- Written task
Pick out every line with the word "What" and copy it.

- Data for the task
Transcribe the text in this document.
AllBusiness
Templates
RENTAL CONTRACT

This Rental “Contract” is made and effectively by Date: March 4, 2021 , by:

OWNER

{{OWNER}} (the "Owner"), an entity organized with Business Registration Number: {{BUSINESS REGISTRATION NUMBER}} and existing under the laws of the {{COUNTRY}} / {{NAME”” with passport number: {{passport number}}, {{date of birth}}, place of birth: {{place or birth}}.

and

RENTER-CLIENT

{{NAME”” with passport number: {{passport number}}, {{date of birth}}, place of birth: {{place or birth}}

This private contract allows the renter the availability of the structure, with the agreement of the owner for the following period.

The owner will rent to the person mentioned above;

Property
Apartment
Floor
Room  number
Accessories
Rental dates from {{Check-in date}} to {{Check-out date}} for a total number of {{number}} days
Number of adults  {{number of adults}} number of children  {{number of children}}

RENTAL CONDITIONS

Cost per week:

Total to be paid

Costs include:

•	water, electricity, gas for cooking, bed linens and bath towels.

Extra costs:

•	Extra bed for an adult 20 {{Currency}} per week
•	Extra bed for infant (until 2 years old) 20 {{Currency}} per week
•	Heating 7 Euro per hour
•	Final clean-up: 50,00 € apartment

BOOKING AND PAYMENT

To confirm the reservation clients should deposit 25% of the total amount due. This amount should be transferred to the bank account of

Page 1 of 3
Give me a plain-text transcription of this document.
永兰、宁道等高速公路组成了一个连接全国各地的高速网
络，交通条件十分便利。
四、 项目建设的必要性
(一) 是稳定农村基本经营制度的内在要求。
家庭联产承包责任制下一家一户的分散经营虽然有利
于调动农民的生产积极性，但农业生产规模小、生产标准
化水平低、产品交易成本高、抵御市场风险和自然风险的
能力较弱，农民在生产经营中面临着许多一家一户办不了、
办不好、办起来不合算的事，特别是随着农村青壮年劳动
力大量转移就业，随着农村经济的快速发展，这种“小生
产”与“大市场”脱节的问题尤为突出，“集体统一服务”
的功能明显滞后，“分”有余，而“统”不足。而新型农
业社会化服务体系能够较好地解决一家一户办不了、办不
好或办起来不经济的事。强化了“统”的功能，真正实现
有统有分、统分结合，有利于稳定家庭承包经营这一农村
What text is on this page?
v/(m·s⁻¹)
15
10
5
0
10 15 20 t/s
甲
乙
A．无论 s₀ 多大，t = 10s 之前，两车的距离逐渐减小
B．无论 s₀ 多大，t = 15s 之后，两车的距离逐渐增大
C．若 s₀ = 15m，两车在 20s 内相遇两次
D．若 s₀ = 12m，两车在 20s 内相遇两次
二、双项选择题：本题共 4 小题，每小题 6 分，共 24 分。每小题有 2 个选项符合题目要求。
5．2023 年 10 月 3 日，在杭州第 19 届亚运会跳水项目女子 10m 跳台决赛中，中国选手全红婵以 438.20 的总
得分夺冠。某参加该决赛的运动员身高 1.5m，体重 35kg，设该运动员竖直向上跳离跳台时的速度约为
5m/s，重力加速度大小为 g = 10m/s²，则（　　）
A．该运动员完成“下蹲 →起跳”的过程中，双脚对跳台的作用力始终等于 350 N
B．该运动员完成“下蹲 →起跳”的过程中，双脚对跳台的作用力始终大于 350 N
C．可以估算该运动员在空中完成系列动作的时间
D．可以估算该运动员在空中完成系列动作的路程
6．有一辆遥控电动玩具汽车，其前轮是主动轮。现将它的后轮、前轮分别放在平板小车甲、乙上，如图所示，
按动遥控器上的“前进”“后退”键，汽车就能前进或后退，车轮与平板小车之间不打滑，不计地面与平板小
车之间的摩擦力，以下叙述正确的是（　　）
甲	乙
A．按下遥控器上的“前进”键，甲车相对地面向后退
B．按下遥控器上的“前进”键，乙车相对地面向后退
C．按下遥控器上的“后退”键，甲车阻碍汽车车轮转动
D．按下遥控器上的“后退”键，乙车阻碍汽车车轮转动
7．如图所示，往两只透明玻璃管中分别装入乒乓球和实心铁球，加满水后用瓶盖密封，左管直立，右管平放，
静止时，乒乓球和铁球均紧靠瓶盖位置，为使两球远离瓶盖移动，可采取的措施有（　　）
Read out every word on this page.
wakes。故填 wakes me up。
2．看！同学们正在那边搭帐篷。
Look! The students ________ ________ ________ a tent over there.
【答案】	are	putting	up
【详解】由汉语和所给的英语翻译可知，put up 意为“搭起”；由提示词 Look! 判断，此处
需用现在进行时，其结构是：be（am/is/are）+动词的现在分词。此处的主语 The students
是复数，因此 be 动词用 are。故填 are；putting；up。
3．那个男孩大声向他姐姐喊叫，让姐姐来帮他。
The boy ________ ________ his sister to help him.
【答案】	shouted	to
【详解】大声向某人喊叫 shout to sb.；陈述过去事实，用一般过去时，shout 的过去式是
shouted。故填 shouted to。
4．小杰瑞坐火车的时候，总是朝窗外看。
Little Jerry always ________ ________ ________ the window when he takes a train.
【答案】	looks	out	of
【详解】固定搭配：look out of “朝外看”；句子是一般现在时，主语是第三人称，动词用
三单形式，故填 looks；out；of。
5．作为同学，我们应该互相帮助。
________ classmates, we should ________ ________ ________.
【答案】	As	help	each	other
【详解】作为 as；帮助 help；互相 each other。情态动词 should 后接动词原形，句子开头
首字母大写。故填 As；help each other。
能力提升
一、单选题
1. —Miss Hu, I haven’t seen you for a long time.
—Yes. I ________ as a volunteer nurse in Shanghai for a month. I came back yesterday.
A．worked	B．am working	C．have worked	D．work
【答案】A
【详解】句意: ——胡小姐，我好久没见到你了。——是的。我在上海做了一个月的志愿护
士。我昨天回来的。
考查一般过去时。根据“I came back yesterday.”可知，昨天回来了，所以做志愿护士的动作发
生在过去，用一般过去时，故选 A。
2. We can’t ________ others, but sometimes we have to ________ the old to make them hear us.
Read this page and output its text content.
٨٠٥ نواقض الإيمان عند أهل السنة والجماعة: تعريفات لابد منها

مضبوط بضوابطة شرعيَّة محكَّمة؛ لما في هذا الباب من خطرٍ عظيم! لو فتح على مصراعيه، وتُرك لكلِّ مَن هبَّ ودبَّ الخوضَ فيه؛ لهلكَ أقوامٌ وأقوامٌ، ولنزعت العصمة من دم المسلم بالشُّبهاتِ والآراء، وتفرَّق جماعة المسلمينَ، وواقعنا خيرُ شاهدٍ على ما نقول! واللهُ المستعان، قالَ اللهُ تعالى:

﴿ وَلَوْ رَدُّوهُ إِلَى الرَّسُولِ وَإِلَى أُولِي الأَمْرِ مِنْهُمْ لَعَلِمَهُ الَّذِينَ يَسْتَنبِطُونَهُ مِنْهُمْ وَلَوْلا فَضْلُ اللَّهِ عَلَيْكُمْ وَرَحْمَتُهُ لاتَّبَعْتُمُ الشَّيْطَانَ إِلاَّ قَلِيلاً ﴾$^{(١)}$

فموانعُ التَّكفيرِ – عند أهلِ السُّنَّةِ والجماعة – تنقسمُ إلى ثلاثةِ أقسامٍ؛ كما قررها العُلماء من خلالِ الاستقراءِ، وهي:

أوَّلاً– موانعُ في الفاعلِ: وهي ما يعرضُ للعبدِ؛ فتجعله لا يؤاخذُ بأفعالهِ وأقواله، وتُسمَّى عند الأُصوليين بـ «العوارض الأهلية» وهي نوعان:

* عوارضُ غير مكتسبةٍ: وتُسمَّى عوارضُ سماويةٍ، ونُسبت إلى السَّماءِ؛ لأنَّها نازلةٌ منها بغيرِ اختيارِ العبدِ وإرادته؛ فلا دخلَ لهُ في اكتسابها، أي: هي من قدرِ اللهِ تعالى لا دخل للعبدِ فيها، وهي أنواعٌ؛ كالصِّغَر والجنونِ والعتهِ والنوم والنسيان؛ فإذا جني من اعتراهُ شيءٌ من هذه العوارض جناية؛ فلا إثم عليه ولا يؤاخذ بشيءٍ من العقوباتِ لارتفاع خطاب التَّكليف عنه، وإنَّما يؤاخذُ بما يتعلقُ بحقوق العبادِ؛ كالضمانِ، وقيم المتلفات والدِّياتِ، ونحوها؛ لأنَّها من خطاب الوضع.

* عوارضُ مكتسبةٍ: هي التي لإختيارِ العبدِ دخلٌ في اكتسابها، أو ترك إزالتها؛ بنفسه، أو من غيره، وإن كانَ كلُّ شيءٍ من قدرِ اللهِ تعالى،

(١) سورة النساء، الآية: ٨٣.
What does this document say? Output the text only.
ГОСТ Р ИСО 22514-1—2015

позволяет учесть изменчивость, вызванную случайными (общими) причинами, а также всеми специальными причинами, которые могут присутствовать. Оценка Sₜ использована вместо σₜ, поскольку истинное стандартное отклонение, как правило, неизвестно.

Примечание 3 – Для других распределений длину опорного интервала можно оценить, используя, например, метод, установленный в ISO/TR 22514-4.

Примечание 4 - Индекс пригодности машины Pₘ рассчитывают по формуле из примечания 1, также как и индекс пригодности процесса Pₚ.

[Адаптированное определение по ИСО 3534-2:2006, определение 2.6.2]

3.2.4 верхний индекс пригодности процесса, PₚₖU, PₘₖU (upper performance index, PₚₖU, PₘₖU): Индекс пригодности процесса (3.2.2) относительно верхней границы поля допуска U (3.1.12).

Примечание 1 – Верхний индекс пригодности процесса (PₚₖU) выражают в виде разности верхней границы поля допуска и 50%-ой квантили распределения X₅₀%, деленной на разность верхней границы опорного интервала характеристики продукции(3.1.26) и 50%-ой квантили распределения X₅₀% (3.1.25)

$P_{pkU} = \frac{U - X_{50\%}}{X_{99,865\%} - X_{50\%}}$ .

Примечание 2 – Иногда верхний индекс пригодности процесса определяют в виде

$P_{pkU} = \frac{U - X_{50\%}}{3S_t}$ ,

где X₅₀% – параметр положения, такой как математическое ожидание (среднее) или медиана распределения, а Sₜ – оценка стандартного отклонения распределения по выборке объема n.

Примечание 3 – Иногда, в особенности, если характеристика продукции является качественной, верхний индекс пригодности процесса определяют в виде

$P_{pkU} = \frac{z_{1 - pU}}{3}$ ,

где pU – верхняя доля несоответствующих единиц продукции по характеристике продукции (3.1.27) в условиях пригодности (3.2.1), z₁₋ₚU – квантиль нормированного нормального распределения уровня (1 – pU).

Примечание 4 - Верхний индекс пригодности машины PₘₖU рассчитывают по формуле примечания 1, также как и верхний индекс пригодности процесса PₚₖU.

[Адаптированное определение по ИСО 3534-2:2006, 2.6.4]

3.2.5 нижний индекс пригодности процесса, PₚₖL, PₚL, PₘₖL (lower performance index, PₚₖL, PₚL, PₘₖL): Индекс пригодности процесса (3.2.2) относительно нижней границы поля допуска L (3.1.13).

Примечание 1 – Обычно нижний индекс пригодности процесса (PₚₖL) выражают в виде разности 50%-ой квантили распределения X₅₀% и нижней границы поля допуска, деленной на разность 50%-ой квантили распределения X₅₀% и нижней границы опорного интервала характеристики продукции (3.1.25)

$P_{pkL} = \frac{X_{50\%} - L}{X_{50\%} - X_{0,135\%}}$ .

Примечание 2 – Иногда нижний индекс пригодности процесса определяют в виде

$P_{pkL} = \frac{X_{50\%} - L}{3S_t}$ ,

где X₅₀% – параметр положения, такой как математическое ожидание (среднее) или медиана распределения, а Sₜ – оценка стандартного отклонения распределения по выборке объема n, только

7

- Solution to this task
What text is on this page?
What does this document say? Output the text only.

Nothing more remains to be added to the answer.